Exercise data>
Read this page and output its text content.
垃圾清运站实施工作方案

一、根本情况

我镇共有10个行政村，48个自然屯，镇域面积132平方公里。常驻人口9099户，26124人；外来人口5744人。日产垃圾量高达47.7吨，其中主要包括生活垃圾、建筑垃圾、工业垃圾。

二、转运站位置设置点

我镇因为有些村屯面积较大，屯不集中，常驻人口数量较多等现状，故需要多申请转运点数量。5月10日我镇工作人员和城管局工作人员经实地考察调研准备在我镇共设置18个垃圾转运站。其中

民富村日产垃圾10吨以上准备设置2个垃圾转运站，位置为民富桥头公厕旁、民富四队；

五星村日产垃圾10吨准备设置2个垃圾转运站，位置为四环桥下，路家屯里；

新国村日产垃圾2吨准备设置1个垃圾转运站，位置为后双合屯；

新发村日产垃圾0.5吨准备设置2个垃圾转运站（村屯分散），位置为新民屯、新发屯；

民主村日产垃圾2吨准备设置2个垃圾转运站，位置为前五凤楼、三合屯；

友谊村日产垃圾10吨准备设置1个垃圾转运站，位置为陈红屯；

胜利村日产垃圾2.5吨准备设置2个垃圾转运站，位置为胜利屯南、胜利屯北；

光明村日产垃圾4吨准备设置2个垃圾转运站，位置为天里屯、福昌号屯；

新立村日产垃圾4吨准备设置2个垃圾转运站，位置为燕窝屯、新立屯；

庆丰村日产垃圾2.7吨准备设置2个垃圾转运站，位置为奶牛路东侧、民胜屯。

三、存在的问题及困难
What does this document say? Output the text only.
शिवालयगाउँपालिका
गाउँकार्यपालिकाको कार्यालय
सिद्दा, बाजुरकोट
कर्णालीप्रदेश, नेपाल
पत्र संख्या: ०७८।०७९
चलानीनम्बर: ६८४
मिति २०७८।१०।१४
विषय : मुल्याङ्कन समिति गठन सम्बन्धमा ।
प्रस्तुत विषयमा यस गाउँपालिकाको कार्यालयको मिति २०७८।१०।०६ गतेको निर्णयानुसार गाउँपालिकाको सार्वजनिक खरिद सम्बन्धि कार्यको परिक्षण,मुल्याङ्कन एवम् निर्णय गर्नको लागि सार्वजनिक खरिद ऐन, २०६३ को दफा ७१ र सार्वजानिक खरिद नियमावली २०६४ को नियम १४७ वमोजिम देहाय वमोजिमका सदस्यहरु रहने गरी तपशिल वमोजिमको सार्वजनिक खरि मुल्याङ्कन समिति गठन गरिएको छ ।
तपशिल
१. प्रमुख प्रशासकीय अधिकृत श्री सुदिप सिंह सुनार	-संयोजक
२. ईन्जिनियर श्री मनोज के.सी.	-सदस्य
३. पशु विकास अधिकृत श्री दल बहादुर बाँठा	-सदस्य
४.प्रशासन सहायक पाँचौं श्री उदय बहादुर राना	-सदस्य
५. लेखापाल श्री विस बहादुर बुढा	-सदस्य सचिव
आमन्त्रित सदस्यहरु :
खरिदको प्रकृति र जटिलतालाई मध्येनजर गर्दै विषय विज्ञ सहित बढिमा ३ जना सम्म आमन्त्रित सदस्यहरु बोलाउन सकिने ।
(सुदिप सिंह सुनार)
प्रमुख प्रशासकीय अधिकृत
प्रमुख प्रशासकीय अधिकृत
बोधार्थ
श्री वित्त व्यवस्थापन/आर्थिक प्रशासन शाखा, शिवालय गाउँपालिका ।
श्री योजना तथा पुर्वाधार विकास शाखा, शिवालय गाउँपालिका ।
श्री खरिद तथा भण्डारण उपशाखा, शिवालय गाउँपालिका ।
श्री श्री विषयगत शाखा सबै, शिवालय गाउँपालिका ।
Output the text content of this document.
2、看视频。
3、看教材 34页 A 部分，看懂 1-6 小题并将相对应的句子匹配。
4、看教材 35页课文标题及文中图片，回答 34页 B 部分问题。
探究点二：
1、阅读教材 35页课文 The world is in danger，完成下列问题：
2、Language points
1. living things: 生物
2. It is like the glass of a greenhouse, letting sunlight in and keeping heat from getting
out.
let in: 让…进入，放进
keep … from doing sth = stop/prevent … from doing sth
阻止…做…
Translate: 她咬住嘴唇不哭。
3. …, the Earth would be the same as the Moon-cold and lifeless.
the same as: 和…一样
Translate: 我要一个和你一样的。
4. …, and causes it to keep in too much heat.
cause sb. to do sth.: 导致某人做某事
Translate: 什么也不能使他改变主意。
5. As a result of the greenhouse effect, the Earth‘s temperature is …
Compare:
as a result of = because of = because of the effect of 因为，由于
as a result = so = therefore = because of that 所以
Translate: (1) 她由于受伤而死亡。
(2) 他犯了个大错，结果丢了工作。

Given exercise> Of all the lines above, how many contain the word "content"? Answer with only the number.

Result> 2